Pick out all lines with the word "term" from the records that follow.

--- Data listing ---
- - - -

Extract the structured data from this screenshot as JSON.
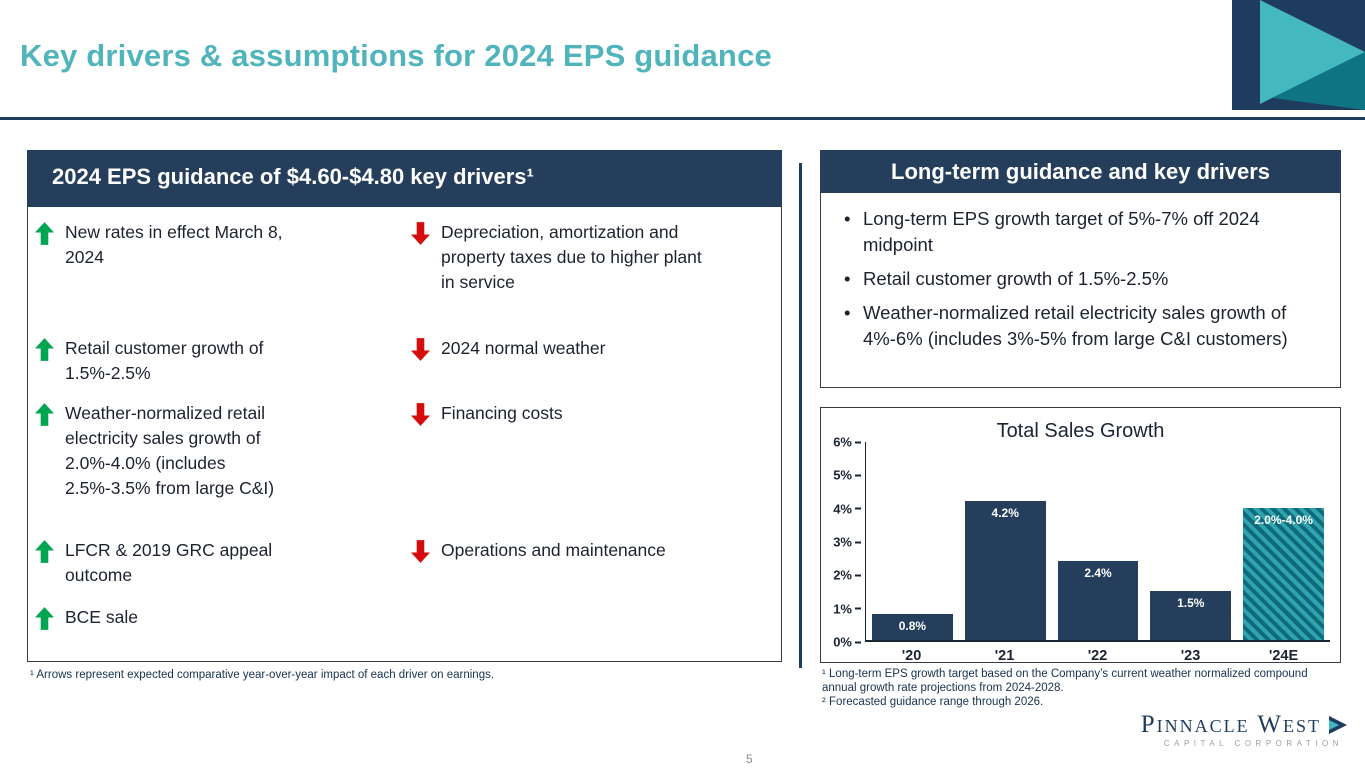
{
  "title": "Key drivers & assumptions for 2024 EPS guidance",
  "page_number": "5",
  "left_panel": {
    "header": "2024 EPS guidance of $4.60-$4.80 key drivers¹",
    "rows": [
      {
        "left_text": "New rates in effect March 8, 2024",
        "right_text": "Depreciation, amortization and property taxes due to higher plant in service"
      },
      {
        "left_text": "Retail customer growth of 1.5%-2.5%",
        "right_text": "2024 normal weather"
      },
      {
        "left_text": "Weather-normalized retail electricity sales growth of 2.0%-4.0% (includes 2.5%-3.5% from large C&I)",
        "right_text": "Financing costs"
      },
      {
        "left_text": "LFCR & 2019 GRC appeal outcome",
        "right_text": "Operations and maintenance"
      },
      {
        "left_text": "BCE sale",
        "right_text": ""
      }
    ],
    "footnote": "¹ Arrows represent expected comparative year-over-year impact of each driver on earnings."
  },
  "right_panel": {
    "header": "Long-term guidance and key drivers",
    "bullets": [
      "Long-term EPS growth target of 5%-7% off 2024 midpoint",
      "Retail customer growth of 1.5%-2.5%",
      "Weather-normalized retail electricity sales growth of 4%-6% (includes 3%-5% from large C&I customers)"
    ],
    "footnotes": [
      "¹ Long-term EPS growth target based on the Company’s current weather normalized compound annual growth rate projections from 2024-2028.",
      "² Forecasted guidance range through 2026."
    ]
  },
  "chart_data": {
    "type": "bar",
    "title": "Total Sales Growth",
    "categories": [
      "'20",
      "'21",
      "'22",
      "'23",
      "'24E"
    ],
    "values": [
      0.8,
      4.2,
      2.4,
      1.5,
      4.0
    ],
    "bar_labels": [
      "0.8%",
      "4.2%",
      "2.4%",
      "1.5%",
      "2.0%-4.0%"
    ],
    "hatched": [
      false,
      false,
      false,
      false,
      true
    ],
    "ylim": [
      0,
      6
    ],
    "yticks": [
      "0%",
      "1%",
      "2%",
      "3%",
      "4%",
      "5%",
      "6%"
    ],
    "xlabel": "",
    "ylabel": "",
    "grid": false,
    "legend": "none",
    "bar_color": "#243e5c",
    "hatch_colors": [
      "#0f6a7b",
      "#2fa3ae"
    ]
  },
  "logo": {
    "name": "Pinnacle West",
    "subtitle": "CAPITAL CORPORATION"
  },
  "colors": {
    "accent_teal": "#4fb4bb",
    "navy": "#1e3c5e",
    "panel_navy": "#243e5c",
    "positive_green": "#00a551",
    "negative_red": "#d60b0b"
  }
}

- - - -

--- Reply ---
    "header": "Long-term guidance and key drivers",
      "Long-term EPS growth target of 5%-7% off 2024 midpoint",
      "¹ Long-term EPS growth target based on the Company’s current weather normalized compound annual growth rate projections from 2024-2028.",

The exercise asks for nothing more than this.